Newest diabetes medications are more costly and widely prescribed than older diabetes drugs
Research Activities, April 2009
Accompanying the increase in the number of Americans diagnosed with Type 2 diabetes is the number of new drug classes available to treat this chronic condition. A new study finds that the newest drugs are more expensive and prescribed more frequently than the traditional drugs, whose use has declined. For instance, in 2001, the average price of a diabetes medication was $56. In 2007, that average rose to $76. During that same period, expenditures for diabetes drugs swelled from $6.7 to $12.5 billion nationally, an 87 percent increase.
The newer drugs to treat diabetes (including insulin analogues, glitazones, exenatide, and sitagliptin) have high price tags. They can cost 8 to 10 times more than the older drugs (insulin and sulfonylureas). However, analyses have not shown that the newer diabetes drugs offer better outcomes than the traditional drugs, according to G. Caleb Alexander, M.D., M.S., of the University of Chicago.
______
Write the next part of the article on the cost and prescribing of newer diabetes medications, picking up after its final sentence. The lines that come next have no connection to the article on diabetes drug costs.

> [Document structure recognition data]
______
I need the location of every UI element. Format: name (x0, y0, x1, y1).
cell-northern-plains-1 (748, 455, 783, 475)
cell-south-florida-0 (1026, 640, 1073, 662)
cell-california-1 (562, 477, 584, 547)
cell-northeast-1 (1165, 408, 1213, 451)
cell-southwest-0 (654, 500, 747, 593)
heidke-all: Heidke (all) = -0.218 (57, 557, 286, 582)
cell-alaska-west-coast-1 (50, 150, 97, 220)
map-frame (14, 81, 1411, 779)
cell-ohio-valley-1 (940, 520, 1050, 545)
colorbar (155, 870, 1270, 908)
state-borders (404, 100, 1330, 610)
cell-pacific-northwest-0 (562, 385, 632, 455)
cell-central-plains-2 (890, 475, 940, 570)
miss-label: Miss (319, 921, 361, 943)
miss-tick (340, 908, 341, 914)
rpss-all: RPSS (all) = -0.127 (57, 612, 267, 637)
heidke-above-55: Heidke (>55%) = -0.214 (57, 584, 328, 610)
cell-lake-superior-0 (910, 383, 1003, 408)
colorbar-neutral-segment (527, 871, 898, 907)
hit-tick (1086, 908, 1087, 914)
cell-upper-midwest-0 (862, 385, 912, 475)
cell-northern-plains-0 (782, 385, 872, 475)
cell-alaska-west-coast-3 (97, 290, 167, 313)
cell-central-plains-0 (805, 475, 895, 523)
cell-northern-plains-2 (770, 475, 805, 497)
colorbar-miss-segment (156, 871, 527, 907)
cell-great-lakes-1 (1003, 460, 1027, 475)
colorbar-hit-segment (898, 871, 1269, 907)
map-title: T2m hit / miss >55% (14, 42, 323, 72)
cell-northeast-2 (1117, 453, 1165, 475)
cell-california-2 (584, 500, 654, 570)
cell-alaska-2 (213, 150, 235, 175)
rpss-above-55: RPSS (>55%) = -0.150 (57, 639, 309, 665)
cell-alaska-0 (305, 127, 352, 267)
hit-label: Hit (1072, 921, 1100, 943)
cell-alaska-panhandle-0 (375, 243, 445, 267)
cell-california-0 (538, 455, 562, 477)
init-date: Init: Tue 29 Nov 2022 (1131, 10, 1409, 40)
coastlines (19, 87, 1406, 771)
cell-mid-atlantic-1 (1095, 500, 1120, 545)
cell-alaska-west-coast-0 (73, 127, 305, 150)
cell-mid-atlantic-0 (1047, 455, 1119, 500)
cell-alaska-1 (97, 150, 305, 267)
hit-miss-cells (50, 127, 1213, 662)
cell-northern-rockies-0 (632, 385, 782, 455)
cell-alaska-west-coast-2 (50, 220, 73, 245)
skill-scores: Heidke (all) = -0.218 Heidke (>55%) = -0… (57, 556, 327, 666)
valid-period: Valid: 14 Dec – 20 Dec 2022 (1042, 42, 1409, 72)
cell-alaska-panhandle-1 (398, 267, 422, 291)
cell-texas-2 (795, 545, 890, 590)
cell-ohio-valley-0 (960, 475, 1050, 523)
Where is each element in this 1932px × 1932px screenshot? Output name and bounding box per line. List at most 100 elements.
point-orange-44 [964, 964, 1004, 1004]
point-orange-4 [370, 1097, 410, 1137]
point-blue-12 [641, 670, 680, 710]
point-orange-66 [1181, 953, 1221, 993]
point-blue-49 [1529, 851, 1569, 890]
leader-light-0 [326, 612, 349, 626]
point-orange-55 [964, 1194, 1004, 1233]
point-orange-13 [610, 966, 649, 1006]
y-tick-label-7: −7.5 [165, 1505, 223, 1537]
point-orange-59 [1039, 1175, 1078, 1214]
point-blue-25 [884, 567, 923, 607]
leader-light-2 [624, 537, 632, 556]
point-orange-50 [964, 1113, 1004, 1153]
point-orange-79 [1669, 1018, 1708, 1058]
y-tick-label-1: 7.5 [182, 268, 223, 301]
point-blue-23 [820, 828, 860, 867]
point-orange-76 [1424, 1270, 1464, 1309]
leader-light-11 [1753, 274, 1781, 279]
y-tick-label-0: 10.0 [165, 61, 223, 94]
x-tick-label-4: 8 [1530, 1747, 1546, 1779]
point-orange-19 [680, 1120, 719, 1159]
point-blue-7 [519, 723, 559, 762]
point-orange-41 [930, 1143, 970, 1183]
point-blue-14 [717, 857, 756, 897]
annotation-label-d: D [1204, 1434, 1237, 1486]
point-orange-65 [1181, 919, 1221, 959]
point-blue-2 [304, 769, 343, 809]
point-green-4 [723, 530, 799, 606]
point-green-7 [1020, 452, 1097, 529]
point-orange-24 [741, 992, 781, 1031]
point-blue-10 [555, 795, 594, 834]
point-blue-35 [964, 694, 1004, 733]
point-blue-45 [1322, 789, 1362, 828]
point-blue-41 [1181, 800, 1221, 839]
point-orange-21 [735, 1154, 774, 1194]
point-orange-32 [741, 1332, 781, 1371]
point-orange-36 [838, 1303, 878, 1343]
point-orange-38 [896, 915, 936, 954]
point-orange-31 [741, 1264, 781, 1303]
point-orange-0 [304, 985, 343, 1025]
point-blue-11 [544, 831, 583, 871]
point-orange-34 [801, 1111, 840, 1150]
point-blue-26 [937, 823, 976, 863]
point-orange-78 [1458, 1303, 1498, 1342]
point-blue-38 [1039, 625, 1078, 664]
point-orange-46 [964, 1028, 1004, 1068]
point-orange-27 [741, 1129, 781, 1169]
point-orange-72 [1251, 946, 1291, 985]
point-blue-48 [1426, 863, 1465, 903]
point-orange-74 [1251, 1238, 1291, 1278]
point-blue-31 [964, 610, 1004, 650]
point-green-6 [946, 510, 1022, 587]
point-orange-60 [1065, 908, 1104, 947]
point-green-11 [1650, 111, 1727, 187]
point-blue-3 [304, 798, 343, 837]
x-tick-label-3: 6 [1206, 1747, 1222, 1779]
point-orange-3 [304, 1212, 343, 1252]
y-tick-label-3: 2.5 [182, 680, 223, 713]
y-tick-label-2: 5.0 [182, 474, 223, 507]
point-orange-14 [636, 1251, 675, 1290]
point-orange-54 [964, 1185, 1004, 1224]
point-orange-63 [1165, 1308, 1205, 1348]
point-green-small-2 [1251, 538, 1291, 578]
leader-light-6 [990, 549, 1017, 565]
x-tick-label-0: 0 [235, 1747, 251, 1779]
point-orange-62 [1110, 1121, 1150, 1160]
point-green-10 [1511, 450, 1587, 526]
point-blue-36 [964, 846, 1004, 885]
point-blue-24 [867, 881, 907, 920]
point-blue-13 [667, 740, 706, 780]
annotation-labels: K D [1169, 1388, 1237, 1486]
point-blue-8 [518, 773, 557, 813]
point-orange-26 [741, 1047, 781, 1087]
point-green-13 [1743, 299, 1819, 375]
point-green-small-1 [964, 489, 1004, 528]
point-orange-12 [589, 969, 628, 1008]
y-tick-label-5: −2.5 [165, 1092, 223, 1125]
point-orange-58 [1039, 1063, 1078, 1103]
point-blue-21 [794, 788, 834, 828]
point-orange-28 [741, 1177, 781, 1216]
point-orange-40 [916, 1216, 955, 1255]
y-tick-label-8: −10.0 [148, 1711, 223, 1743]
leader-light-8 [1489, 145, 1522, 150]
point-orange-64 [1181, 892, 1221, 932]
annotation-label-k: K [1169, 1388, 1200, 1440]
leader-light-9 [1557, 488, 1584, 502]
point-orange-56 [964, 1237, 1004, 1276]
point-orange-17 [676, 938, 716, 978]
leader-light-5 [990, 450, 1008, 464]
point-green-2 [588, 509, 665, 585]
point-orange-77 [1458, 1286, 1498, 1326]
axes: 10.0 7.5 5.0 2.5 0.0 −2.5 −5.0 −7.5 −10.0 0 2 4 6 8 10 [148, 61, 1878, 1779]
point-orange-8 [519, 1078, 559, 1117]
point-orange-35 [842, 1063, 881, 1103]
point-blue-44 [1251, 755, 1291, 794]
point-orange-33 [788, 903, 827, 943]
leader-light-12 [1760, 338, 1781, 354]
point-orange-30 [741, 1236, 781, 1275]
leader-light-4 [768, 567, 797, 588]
______
> [REPLY TO THE TASK]
The authors also point out that the U.S. Food and Drug Administration approved glitazones and exenatide to be used in combination with other diabetes drugs. However, they are now being used off label as stand-alone drugs to control diabetes. This prescribing practice could pose a health risk to patients because safety assessments for the drugs have not been completed. The researchers used diabetes data from the National Disease and Therapeutic Index from 1994 to 2007 for this study, which was funded in part by the Agency for Healthcare Research and Quality (HS15699).
See "National trends in treatment of Type 2 diabetes mellitus, 1994-2007," by Dr. Alexander, Niraj L. Sehgal, M.D., M.P.H., Rachael M. Moloney, B.A., and Randall S. Stafford, M.D., Ph.D., in the October 27, 2008, Archives of Internal Medicine 168(19), pp. 2088-2094.